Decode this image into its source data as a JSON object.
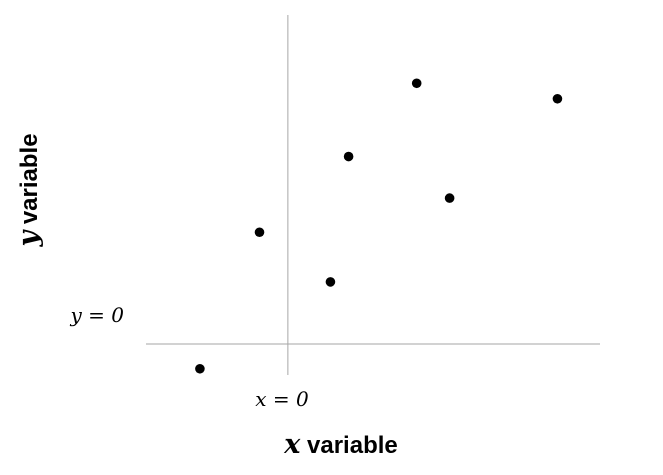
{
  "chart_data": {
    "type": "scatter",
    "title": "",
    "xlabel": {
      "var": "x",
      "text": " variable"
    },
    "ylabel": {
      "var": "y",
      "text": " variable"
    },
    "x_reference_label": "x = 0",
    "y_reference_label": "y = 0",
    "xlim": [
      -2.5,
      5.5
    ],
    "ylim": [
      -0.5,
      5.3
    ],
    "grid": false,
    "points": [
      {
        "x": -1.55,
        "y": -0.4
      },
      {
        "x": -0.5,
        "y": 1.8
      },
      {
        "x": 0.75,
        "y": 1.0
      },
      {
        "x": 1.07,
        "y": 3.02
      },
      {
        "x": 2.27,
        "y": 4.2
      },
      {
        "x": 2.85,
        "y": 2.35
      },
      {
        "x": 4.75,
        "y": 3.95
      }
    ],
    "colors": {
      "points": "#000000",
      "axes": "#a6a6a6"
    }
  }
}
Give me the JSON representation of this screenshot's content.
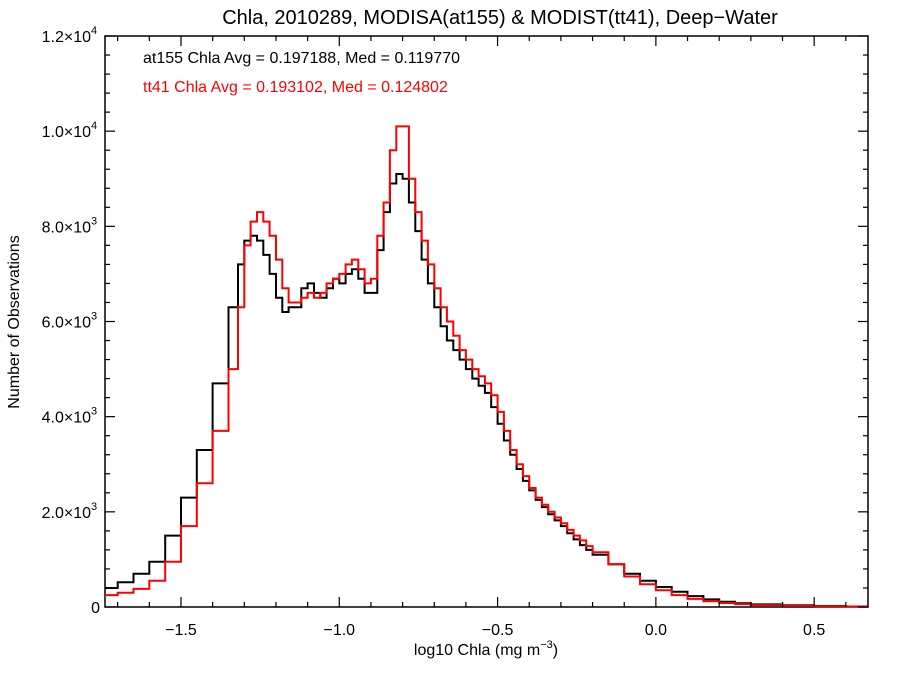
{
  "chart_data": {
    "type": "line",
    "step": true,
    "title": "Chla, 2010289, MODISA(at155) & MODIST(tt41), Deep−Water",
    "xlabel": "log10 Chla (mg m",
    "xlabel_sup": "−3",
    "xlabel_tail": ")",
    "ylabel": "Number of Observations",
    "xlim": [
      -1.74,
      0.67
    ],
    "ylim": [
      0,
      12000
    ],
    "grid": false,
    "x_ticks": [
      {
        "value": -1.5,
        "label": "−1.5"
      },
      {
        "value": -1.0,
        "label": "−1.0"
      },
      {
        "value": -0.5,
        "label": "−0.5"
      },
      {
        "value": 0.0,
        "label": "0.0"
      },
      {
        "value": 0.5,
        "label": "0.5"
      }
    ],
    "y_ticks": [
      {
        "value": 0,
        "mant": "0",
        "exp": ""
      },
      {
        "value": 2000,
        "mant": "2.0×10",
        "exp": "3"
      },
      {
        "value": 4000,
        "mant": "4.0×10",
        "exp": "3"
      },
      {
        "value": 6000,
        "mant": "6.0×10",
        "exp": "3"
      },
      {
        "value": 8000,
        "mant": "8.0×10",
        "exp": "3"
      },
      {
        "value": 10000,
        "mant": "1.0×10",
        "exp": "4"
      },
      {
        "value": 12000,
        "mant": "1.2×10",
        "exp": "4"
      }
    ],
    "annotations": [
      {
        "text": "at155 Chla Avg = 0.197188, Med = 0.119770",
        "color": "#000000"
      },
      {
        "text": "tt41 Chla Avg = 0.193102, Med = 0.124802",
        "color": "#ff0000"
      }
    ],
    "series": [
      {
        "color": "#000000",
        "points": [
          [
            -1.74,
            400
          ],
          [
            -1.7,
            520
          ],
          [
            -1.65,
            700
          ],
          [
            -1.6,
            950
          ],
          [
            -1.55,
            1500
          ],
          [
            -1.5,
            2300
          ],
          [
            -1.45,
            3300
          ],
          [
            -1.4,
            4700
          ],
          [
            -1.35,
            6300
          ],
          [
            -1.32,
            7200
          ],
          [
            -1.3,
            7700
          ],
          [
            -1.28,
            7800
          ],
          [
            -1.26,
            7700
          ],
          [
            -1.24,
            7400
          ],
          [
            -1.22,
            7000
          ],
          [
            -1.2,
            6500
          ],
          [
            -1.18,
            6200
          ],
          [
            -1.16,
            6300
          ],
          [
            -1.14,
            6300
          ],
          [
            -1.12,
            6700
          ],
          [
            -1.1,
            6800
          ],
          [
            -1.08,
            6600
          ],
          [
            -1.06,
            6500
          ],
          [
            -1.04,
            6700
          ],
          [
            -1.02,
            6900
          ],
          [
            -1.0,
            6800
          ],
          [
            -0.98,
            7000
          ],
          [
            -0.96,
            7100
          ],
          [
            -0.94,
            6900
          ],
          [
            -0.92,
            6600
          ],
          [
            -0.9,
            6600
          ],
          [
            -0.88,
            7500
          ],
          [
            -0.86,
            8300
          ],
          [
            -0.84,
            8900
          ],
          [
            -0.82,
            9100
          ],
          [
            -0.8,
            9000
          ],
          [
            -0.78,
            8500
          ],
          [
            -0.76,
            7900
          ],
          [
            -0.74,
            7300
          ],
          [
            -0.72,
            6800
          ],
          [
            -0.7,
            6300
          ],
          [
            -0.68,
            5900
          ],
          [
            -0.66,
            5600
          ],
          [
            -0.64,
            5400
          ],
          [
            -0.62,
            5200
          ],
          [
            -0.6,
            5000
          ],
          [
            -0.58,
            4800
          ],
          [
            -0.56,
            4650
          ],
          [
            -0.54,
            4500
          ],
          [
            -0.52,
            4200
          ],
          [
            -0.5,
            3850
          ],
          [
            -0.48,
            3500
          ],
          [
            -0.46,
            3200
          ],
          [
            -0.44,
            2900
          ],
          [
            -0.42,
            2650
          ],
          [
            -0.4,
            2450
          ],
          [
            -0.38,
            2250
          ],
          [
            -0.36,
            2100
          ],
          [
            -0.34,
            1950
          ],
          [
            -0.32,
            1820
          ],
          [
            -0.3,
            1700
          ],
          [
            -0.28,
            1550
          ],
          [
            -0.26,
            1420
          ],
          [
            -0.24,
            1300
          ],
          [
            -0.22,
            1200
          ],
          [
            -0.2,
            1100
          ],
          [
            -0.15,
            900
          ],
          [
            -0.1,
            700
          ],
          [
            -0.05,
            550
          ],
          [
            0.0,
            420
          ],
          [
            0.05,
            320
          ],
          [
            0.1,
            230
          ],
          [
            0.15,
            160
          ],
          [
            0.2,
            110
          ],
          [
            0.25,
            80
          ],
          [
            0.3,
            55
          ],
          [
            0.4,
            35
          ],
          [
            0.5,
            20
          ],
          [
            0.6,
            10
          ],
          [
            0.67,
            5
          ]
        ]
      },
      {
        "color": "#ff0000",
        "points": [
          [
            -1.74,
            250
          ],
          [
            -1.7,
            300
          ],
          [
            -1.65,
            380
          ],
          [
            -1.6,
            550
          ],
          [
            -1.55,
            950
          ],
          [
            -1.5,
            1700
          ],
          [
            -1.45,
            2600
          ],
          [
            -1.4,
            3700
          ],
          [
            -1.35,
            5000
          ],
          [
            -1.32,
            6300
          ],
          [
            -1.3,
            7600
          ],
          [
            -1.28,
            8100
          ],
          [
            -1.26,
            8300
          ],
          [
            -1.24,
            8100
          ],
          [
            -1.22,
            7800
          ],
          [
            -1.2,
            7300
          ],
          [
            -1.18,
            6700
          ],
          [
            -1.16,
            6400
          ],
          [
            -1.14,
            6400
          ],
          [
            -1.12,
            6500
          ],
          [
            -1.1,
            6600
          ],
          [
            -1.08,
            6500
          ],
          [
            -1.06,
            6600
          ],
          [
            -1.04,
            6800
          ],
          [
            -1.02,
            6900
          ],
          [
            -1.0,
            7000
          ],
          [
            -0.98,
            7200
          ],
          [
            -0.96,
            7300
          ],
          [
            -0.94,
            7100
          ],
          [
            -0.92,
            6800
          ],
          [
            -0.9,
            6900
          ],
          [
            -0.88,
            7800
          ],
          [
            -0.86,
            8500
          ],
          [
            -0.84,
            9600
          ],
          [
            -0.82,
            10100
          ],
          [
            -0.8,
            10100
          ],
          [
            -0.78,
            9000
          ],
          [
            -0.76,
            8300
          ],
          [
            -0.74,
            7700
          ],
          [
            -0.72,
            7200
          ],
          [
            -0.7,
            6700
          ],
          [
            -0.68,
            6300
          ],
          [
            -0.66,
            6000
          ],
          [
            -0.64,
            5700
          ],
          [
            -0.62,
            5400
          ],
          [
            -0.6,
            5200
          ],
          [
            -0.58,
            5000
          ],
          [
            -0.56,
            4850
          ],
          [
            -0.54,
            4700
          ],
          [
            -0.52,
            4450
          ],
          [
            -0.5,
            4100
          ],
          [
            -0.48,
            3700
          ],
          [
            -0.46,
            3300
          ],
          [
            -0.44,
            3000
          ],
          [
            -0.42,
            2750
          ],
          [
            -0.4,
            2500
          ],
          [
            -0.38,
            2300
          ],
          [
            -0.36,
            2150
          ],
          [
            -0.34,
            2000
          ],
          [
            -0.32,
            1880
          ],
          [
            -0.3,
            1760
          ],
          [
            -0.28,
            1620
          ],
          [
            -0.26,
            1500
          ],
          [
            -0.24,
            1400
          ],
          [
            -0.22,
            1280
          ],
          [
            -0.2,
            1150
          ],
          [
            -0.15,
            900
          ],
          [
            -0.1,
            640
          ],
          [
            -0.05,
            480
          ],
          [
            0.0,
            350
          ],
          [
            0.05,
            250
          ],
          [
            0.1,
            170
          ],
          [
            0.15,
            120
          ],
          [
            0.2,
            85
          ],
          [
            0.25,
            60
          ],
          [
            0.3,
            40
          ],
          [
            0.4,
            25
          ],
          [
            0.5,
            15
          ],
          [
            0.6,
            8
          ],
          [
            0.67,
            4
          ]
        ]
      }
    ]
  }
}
※
__To be done__: Identify how many lines in the entries above contain the word "text" and provide only that figure.

__Result of this exercise__: 4